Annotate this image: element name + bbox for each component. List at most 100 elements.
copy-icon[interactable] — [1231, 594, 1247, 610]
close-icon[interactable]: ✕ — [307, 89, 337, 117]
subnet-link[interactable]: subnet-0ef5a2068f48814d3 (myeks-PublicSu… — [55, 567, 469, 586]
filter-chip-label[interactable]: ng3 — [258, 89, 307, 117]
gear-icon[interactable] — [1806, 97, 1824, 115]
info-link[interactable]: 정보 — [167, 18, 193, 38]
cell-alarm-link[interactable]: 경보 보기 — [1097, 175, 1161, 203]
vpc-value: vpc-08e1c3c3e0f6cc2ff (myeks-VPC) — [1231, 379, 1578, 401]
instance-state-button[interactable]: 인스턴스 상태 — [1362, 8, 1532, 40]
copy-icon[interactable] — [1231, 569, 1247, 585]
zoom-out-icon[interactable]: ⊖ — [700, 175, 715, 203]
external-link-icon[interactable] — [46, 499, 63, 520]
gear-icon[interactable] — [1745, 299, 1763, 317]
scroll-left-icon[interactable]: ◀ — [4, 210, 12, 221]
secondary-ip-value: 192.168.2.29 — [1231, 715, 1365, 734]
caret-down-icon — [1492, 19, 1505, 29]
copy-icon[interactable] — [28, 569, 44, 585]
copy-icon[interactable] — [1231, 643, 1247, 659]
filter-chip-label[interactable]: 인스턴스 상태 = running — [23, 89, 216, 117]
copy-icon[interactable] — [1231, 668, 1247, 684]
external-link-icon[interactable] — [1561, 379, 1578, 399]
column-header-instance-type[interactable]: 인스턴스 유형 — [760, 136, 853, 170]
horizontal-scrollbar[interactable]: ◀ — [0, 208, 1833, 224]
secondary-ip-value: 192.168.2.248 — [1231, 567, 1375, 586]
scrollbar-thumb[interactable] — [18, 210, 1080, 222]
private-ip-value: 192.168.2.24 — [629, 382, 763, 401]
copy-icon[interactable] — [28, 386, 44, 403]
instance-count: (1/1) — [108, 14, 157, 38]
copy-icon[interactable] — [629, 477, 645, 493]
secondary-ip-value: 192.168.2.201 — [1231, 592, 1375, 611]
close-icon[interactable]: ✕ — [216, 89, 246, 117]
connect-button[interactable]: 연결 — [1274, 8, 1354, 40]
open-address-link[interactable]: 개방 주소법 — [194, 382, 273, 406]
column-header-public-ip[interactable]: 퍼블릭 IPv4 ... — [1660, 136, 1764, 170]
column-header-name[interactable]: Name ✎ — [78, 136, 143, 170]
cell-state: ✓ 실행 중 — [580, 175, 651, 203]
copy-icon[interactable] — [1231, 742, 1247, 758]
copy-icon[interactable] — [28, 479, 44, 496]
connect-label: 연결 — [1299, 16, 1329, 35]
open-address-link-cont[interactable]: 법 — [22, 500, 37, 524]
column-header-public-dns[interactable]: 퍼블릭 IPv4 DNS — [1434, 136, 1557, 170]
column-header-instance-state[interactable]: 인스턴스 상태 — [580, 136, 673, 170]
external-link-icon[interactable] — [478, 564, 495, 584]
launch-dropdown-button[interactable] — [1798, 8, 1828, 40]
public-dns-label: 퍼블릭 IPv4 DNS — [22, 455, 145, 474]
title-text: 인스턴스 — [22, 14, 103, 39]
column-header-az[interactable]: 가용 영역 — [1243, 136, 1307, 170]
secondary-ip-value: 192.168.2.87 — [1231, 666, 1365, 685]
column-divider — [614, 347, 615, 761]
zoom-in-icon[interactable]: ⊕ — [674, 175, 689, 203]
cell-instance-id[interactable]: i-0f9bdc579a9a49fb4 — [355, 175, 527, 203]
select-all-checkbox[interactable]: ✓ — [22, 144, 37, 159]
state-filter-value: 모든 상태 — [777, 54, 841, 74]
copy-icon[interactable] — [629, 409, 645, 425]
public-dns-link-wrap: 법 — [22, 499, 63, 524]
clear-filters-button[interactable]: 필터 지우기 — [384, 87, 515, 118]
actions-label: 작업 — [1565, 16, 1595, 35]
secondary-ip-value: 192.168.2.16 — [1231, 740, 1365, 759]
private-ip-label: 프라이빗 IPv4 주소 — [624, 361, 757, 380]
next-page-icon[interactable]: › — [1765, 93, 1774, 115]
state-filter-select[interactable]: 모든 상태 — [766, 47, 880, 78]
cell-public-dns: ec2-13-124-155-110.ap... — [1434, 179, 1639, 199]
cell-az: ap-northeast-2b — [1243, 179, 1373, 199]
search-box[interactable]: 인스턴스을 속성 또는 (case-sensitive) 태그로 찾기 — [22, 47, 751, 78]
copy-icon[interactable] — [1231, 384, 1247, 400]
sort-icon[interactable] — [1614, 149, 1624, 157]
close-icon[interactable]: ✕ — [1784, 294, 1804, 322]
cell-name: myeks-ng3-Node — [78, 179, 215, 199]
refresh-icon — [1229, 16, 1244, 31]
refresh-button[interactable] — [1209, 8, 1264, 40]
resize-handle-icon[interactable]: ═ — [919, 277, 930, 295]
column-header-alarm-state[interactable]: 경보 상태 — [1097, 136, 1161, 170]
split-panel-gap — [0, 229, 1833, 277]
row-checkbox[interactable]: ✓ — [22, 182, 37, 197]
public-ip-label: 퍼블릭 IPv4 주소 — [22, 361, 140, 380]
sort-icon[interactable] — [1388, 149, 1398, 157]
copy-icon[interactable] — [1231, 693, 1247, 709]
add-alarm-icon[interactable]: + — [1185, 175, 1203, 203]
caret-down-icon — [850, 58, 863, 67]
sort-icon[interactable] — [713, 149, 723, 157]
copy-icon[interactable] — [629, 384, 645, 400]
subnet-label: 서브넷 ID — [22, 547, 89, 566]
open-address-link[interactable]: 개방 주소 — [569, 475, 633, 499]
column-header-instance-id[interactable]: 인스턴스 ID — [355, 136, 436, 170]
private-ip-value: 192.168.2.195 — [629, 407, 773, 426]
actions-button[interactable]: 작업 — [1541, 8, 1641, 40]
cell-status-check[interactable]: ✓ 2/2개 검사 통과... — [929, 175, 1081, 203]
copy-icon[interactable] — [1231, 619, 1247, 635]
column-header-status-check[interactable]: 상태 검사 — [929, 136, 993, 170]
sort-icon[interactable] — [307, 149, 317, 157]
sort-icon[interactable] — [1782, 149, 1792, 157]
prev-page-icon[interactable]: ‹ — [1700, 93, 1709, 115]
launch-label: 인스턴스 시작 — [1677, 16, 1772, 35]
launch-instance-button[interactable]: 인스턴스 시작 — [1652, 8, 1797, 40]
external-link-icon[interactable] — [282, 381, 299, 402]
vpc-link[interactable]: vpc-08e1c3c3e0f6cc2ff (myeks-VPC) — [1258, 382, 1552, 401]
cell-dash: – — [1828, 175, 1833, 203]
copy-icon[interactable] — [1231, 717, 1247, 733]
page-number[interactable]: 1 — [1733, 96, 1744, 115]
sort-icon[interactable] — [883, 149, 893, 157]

◆ ◆ ◆

Aim - Rewrite the material above, changing every "copy-icon" to "duplicate-icon" and leaving everything else untouched.

Correct output -
Annotate this image: element name + bbox for each component. List at most 100 elements.
duplicate-icon[interactable] — [1231, 594, 1247, 610]
close-icon[interactable]: ✕ — [307, 89, 337, 117]
subnet-link[interactable]: subnet-0ef5a2068f48814d3 (myeks-PublicSu… — [55, 567, 469, 586]
filter-chip-label[interactable]: ng3 — [258, 89, 307, 117]
gear-icon[interactable] — [1806, 97, 1824, 115]
info-link[interactable]: 정보 — [167, 18, 193, 38]
cell-alarm-link[interactable]: 경보 보기 — [1097, 175, 1161, 203]
vpc-value: vpc-08e1c3c3e0f6cc2ff (myeks-VPC) — [1231, 379, 1578, 401]
instance-state-button[interactable]: 인스턴스 상태 — [1362, 8, 1532, 40]
duplicate-icon[interactable] — [1231, 569, 1247, 585]
zoom-out-icon[interactable]: ⊖ — [700, 175, 715, 203]
external-link-icon[interactable] — [46, 499, 63, 520]
gear-icon[interactable] — [1745, 299, 1763, 317]
scroll-left-icon[interactable]: ◀ — [4, 210, 12, 221]
secondary-ip-value: 192.168.2.29 — [1231, 715, 1365, 734]
caret-down-icon — [1492, 19, 1505, 29]
duplicate-icon[interactable] — [28, 569, 44, 585]
duplicate-icon[interactable] — [1231, 643, 1247, 659]
filter-chip-label[interactable]: 인스턴스 상태 = running — [23, 89, 216, 117]
duplicate-icon[interactable] — [1231, 668, 1247, 684]
external-link-icon[interactable] — [1561, 379, 1578, 399]
column-header-instance-type[interactable]: 인스턴스 유형 — [760, 136, 853, 170]
horizontal-scrollbar[interactable]: ◀ — [0, 208, 1833, 224]
secondary-ip-value: 192.168.2.248 — [1231, 567, 1375, 586]
scrollbar-thumb[interactable] — [18, 210, 1080, 222]
private-ip-value: 192.168.2.24 — [629, 382, 763, 401]
duplicate-icon[interactable] — [28, 386, 44, 403]
instance-count: (1/1) — [108, 14, 157, 38]
duplicate-icon[interactable] — [629, 477, 645, 493]
secondary-ip-value: 192.168.2.201 — [1231, 592, 1375, 611]
close-icon[interactable]: ✕ — [216, 89, 246, 117]
connect-button[interactable]: 연결 — [1274, 8, 1354, 40]
open-address-link[interactable]: 개방 주소법 — [194, 382, 273, 406]
column-header-public-ip[interactable]: 퍼블릭 IPv4 ... — [1660, 136, 1764, 170]
column-header-name[interactable]: Name ✎ — [78, 136, 143, 170]
cell-state: ✓ 실행 중 — [580, 175, 651, 203]
duplicate-icon[interactable] — [1231, 742, 1247, 758]
duplicate-icon[interactable] — [28, 479, 44, 496]
connect-label: 연결 — [1299, 16, 1329, 35]
open-address-link-cont[interactable]: 법 — [22, 500, 37, 524]
column-header-public-dns[interactable]: 퍼블릭 IPv4 DNS — [1434, 136, 1557, 170]
column-header-instance-state[interactable]: 인스턴스 상태 — [580, 136, 673, 170]
external-link-icon[interactable] — [478, 564, 495, 584]
launch-dropdown-button[interactable] — [1798, 8, 1828, 40]
public-dns-label: 퍼블릭 IPv4 DNS — [22, 455, 145, 474]
title-text: 인스턴스 — [22, 14, 103, 39]
column-header-az[interactable]: 가용 영역 — [1243, 136, 1307, 170]
secondary-ip-value: 192.168.2.87 — [1231, 666, 1365, 685]
column-divider — [614, 347, 615, 761]
zoom-in-icon[interactable]: ⊕ — [674, 175, 689, 203]
cell-instance-id[interactable]: i-0f9bdc579a9a49fb4 — [355, 175, 527, 203]
select-all-checkbox[interactable]: ✓ — [22, 144, 37, 159]
state-filter-value: 모든 상태 — [777, 54, 841, 74]
duplicate-icon[interactable] — [629, 409, 645, 425]
public-dns-link-wrap: 법 — [22, 499, 63, 524]
clear-filters-button[interactable]: 필터 지우기 — [384, 87, 515, 118]
actions-label: 작업 — [1565, 16, 1595, 35]
secondary-ip-value: 192.168.2.16 — [1231, 740, 1365, 759]
private-ip-label: 프라이빗 IPv4 주소 — [624, 361, 757, 380]
next-page-icon[interactable]: › — [1765, 93, 1774, 115]
state-filter-select[interactable]: 모든 상태 — [766, 47, 880, 78]
cell-public-dns: ec2-13-124-155-110.ap... — [1434, 179, 1639, 199]
cell-az: ap-northeast-2b — [1243, 179, 1373, 199]
search-box[interactable]: 인스턴스을 속성 또는 (case-sensitive) 태그로 찾기 — [22, 47, 751, 78]
duplicate-icon[interactable] — [1231, 384, 1247, 400]
sort-icon[interactable] — [1614, 149, 1624, 157]
close-icon[interactable]: ✕ — [1784, 294, 1804, 322]
cell-name: myeks-ng3-Node — [78, 179, 215, 199]
refresh-icon — [1229, 16, 1244, 31]
refresh-button[interactable] — [1209, 8, 1264, 40]
resize-handle-icon[interactable]: ═ — [919, 277, 930, 295]
column-header-alarm-state[interactable]: 경보 상태 — [1097, 136, 1161, 170]
split-panel-gap — [0, 229, 1833, 277]
row-checkbox[interactable]: ✓ — [22, 182, 37, 197]
public-ip-label: 퍼블릭 IPv4 주소 — [22, 361, 140, 380]
sort-icon[interactable] — [1388, 149, 1398, 157]
duplicate-icon[interactable] — [1231, 693, 1247, 709]
add-alarm-icon[interactable]: + — [1185, 175, 1203, 203]
caret-down-icon — [850, 58, 863, 67]
sort-icon[interactable] — [713, 149, 723, 157]
duplicate-icon[interactable] — [629, 384, 645, 400]
subnet-label: 서브넷 ID — [22, 547, 89, 566]
open-address-link[interactable]: 개방 주소 — [569, 475, 633, 499]
column-header-instance-id[interactable]: 인스턴스 ID — [355, 136, 436, 170]
private-ip-value: 192.168.2.195 — [629, 407, 773, 426]
actions-button[interactable]: 작업 — [1541, 8, 1641, 40]
cell-status-check[interactable]: ✓ 2/2개 검사 통과... — [929, 175, 1081, 203]
duplicate-icon[interactable] — [1231, 619, 1247, 635]
column-header-status-check[interactable]: 상태 검사 — [929, 136, 993, 170]
sort-icon[interactable] — [307, 149, 317, 157]
sort-icon[interactable] — [1782, 149, 1792, 157]
prev-page-icon[interactable]: ‹ — [1700, 93, 1709, 115]
launch-label: 인스턴스 시작 — [1677, 16, 1772, 35]
launch-instance-button[interactable]: 인스턴스 시작 — [1652, 8, 1797, 40]
external-link-icon[interactable] — [282, 381, 299, 402]
vpc-link[interactable]: vpc-08e1c3c3e0f6cc2ff (myeks-VPC) — [1258, 382, 1552, 401]
cell-dash: – — [1828, 175, 1833, 203]
duplicate-icon[interactable] — [1231, 717, 1247, 733]
page-number[interactable]: 1 — [1733, 96, 1744, 115]
sort-icon[interactable] — [883, 149, 893, 157]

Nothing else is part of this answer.